Requirements =>
Leaving out all images, write out the records that follow exactly.

*** Entries supplied

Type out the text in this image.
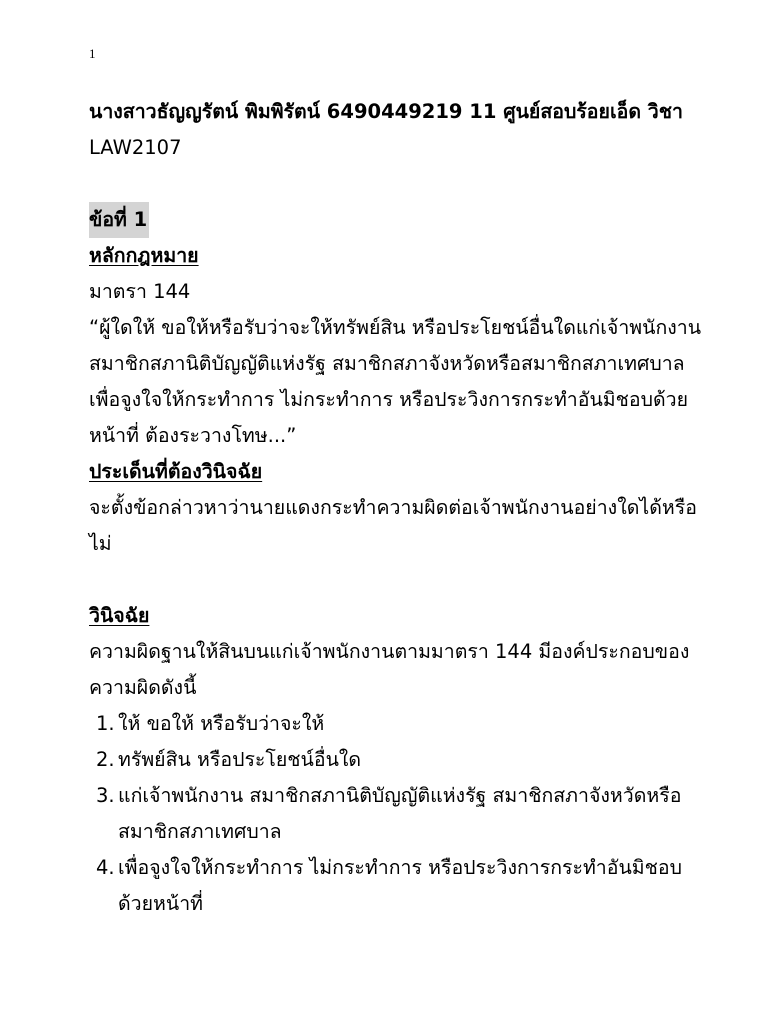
1
นางสาวธัญญรัตน์ พิมพิรัตน์ 6490449219 11 ศูนย์สอบร้อยเอ็ด วิชา
LAW2107
ข้อที่ 1
หลักกฎหมาย
มาตรา 144
“ผู้ใดให้ ขอให้หรือรับว่าจะให้ทรัพย์สิน หรือประโยชน์อื่นใดแก่เจ้าพนักงาน
สมาชิกสภานิติบัญญัติแห่งรัฐ สมาชิกสภาจังหวัดหรือสมาชิกสภาเทศบาล
เพื่อจูงใจให้กระทำการ ไม่กระทำการ หรือประวิงการกระทำอันมิชอบด้วย
หน้าที่ ต้องระวางโทษ...”
ประเด็นที่ต้องวินิจฉัย
จะตั้งข้อกล่าวหาว่านายแดงกระทำความผิดต่อเจ้าพนักงานอย่างใดได้หรือ
ไม่
วินิจฉัย
ความผิดฐานให้สินบนแก่เจ้าพนักงานตามมาตรา 144 มีองค์ประกอบของ
ความผิดดังนี้
1. ให้ ขอให้ หรือรับว่าจะให้
2. ทรัพย์สิน หรือประโยชน์อื่นใด
3. แก่เจ้าพนักงาน สมาชิกสภานิติบัญญัติแห่งรัฐ สมาชิกสภาจังหวัดหรือ
สมาชิกสภาเทศบาล
4. เพื่อจูงใจให้กระทำการ ไม่กระทำการ หรือประวิงการกระทำอันมิชอบ
ด้วยหน้าที่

******

Exercise answer =>
Type out the text in this image.
1
นางสาวธัญญรัตน์ พิมพิรัตน์ 6490449219 11 ศูนย์สอบร้อยเอ็ด วิชา
LAW2107
ข้อที่ 1
หลักกฎหมาย
มาตรา 144
“ผู้ใดให้ ขอให้หรือรับว่าจะให้ทรัพย์สิน หรือประโยชน์อื่นใดแก่เจ้าพนักงาน
สมาชิกสภานิติบัญญัติแห่งรัฐ สมาชิกสภาจังหวัดหรือสมาชิกสภาเทศบาล
เพื่อจูงใจให้กระทำการ ไม่กระทำการ หรือประวิงการกระทำอันมิชอบด้วย
หน้าที่ ต้องระวางโทษ...”
ประเด็นที่ต้องวินิจฉัย
จะตั้งข้อกล่าวหาว่านายแดงกระทำความผิดต่อเจ้าพนักงานอย่างใดได้หรือ
ไม่
วินิจฉัย
ความผิดฐานให้สินบนแก่เจ้าพนักงานตามมาตรา 144 มีองค์ประกอบของ
ความผิดดังนี้
1. ให้ ขอให้ หรือรับว่าจะให้
2. ทรัพย์สิน หรือประโยชน์อื่นใด
3. แก่เจ้าพนักงาน สมาชิกสภานิติบัญญัติแห่งรัฐ สมาชิกสภาจังหวัดหรือ
สมาชิกสภาเทศบาล
4. เพื่อจูงใจให้กระทำการ ไม่กระทำการ หรือประวิงการกระทำอันมิชอบ
ด้วยหน้าที่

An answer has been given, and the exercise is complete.